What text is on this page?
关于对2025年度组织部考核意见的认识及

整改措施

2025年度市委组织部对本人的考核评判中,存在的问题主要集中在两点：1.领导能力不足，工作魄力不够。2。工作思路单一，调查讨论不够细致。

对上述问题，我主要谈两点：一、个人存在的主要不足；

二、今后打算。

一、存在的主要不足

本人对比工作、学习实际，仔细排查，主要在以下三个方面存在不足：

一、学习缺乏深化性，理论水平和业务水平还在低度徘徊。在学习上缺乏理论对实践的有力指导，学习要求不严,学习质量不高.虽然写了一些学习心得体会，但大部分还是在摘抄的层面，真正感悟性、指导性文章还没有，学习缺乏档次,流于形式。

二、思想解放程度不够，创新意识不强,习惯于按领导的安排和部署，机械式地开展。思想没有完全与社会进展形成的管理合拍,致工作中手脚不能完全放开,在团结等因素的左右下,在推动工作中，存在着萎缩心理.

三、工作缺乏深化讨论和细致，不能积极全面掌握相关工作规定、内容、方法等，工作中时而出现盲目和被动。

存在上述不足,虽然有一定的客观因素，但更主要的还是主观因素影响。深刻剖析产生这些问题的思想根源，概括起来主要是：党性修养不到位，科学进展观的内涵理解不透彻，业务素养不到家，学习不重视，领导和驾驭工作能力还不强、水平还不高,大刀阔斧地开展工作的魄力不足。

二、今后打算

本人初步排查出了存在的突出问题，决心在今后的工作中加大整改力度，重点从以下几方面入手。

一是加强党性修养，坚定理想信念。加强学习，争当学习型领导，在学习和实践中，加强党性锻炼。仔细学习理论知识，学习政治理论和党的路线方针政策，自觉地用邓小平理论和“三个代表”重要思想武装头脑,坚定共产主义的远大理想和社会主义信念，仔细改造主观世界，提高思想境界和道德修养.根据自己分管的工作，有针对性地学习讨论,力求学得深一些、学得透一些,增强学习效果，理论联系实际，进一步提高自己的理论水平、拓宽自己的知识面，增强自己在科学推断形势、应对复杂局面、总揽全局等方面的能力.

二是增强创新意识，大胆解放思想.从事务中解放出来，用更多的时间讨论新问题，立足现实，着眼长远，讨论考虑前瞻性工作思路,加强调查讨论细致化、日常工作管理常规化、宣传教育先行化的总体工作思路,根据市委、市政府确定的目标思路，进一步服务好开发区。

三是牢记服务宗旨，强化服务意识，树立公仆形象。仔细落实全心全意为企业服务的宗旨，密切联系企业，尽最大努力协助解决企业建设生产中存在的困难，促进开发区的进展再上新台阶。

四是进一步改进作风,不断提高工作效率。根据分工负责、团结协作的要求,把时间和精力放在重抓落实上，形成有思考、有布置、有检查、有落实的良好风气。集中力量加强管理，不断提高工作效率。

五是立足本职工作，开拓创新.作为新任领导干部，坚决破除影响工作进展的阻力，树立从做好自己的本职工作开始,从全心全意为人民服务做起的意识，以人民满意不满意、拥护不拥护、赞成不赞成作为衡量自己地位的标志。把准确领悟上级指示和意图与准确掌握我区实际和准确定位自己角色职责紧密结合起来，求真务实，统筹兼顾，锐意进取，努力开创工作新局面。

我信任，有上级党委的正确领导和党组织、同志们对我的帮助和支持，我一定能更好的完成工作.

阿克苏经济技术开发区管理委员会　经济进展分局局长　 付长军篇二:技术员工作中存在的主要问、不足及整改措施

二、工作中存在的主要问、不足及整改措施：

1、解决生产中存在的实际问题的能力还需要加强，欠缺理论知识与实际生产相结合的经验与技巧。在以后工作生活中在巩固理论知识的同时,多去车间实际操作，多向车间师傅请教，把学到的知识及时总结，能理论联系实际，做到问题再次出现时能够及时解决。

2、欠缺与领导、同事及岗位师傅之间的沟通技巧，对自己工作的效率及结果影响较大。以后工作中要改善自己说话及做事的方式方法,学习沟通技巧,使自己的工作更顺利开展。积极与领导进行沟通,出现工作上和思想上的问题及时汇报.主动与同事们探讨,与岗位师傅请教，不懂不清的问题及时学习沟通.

————

§ **Your task**
Pull out each line of the entries that contains "不足及整改措施".

§ **Answer below**
阿克苏经济技术开发区管理委员会　经济进展分局局长　 付长军篇二:技术员工作中存在的主要问、不足及整改措施
二、工作中存在的主要问、不足及整改措施：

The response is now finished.